▶ _WHAT THE TASK ASKS_: Take down each entry exactly as written.
[THE RECORDS — start]
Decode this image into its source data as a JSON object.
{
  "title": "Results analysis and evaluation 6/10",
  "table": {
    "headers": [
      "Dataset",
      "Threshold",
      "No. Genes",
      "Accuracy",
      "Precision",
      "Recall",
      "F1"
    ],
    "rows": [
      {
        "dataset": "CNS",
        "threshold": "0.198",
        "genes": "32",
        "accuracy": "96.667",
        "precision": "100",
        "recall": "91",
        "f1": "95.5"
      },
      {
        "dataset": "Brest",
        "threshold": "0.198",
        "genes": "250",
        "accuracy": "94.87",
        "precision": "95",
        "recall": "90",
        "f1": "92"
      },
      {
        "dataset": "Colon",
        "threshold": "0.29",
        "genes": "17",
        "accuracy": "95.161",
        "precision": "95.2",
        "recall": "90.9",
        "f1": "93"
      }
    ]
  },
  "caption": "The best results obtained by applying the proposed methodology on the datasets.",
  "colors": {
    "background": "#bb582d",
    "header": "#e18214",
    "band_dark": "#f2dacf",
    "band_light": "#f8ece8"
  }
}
[THE RECORDS — finish]
▶ _RESPONSE BOX_:
Decode this image into its source data as a JSON object.
{
  "title": "Results analysis and evaluation 6/10",
  "table": {
    "headers": [
      "Dataset",
      "Threshold",
      "No. Genes",
      "Accuracy",
      "Precision",
      "Recall",
      "F1"
    ],
    "rows": [
      {
        "dataset": "CNS",
        "threshold": "0.198",
        "genes": "32",
        "accuracy": "96.667",
        "precision": "100",
        "recall": "91",
        "f1": "95.5"
      },
      {
        "dataset": "Brest",
        "threshold": "0.198",
        "genes": "250",
        "accuracy": "94.87",
        "precision": "95",
        "recall": "90",
        "f1": "92"
      },
      {
        "dataset": "Colon",
        "threshold": "0.29",
        "genes": "17",
        "accuracy": "95.161",
        "precision": "95.2",
        "recall": "90.9",
        "f1": "93"
      }
    ]
  },
  "caption": "The best results obtained by applying the proposed methodology on the datasets.",
  "colors": {
    "background": "#bb582d",
    "header": "#e18214",
    "band_dark": "#f2dacf",
    "band_light": "#f8ece8"
  }
}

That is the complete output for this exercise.